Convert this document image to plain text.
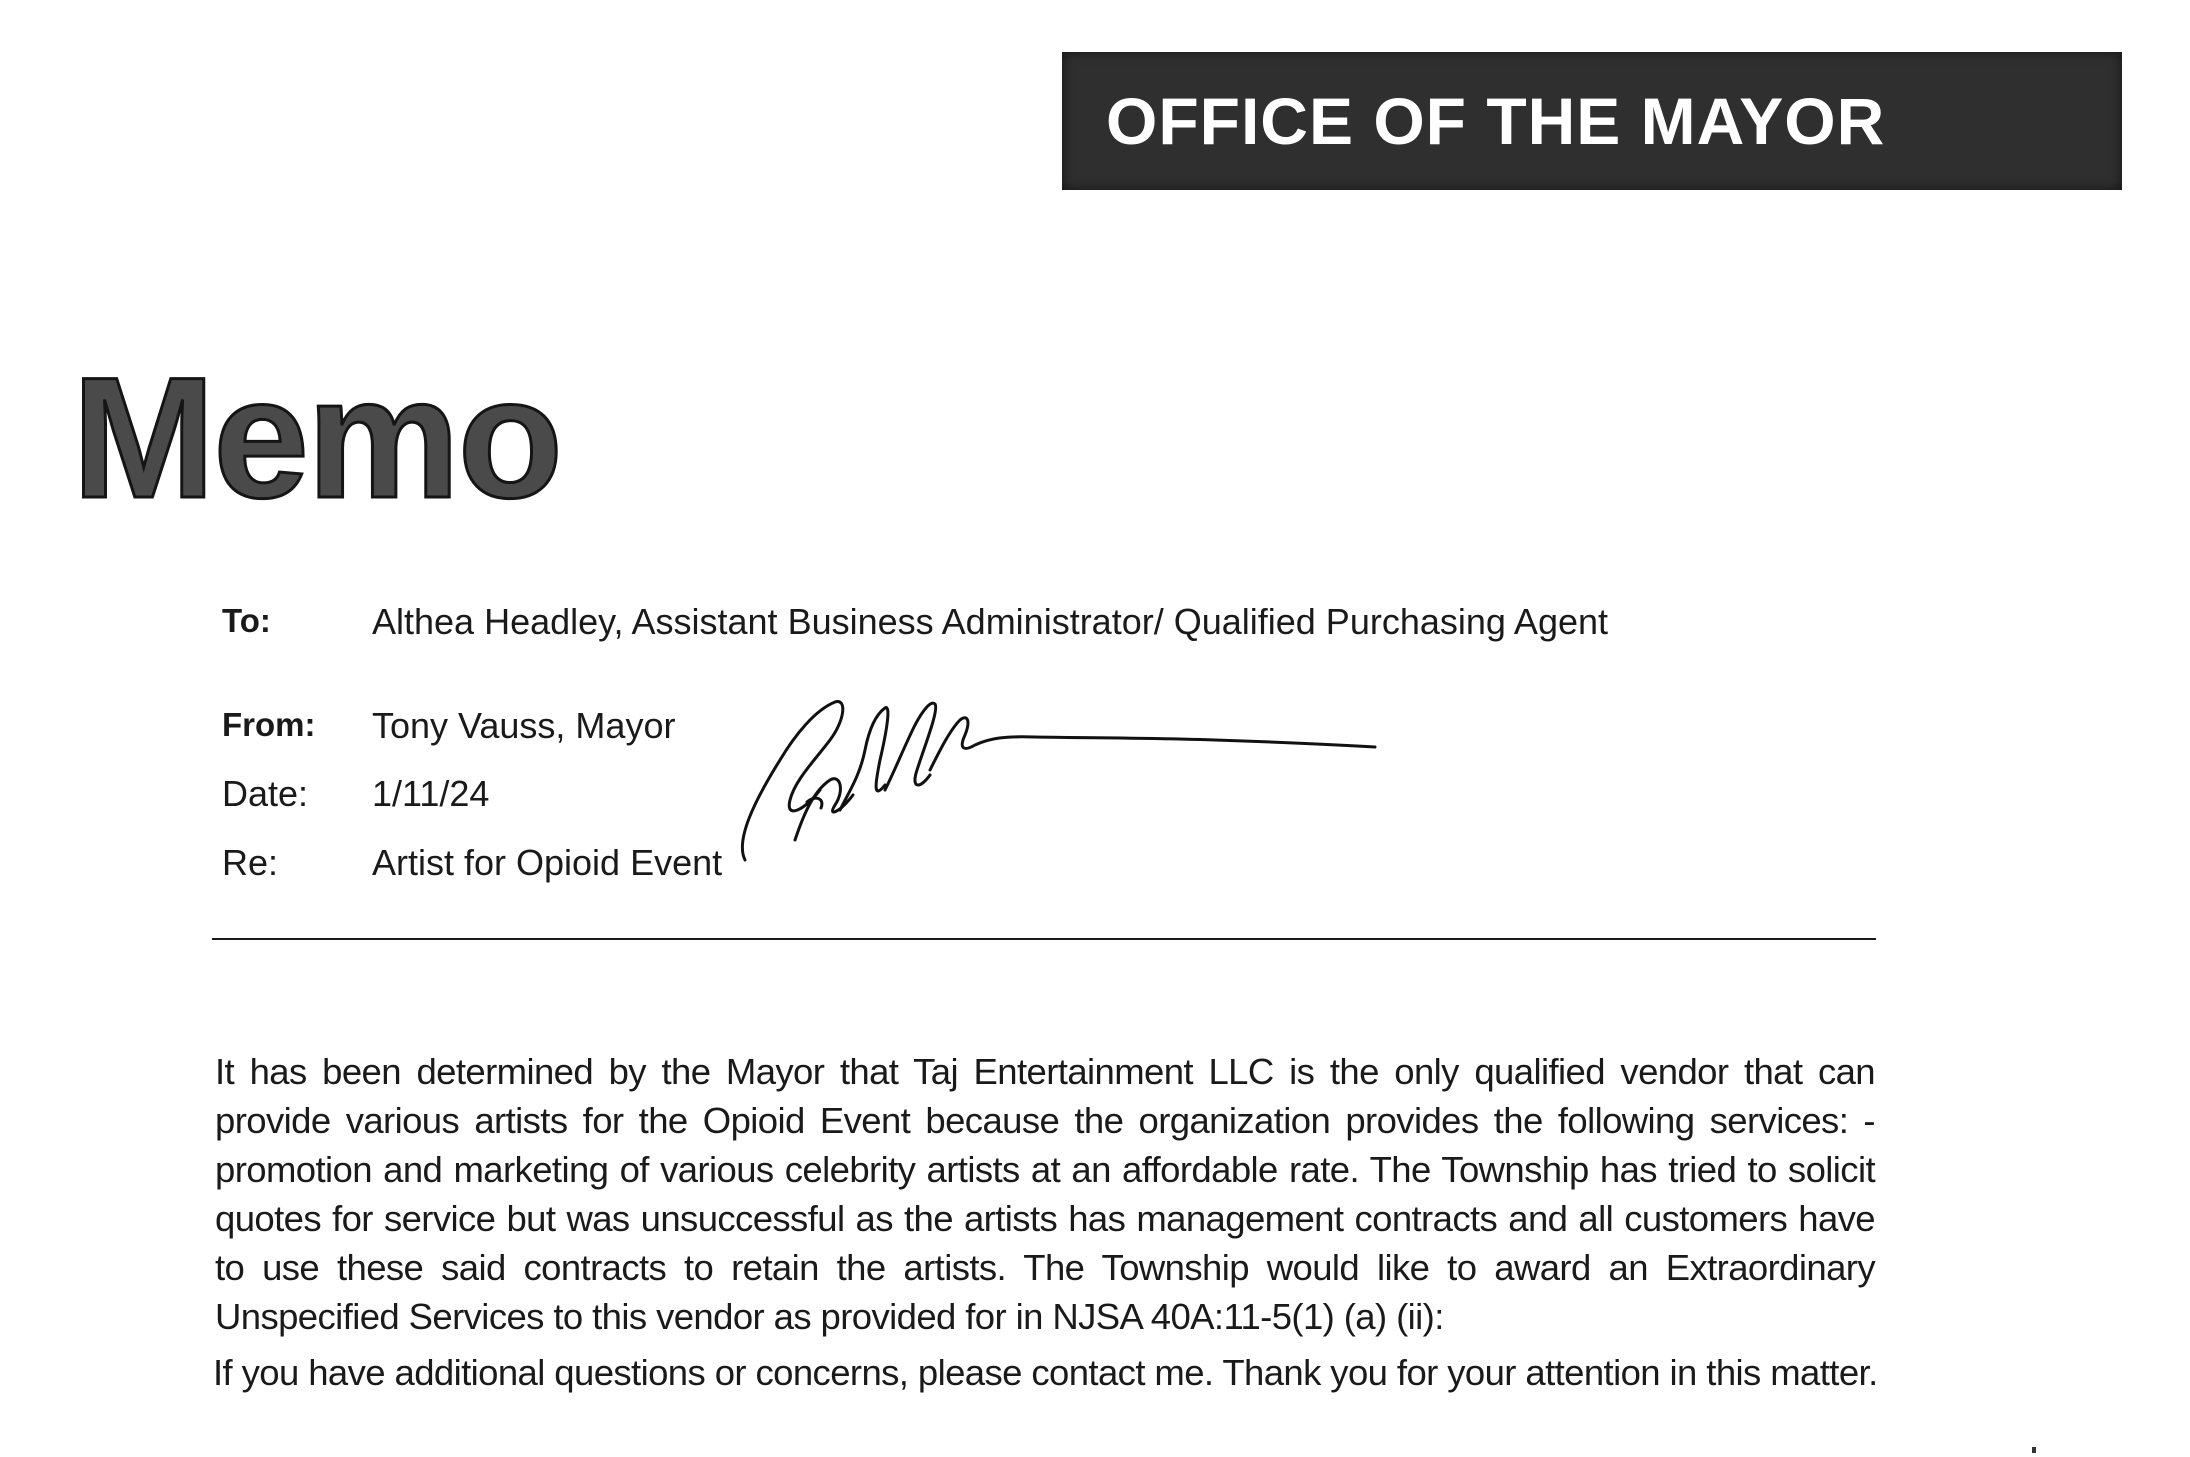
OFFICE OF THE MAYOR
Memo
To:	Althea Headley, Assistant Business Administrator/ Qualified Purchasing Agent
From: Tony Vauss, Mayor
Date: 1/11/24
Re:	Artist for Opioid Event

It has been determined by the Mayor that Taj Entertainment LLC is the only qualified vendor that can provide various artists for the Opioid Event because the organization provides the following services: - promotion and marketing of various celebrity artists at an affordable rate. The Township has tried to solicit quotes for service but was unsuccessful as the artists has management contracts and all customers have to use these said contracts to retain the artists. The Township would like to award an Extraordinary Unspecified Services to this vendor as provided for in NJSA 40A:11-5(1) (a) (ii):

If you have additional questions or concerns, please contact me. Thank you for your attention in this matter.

The problem:
Spot every line that holds "Event" and copy it.

Response below:
Re:	Artist for Opioid Event
It has been determined by the Mayor that Taj Entertainment LLC is the only qualified vendor that can provide various artists for the Opioid Event because the organization provides the following services: - promotion and marketing of various celebrity artists at an affordable rate. The Township has tried to solicit quotes for service but was unsuccessful as the artists has management contracts and all customers have to use these said contracts to retain the artists. The Township would like to award an Extraordinary Unspecified Services to this vendor as provided for in NJSA 40A:11-5(1) (a) (ii):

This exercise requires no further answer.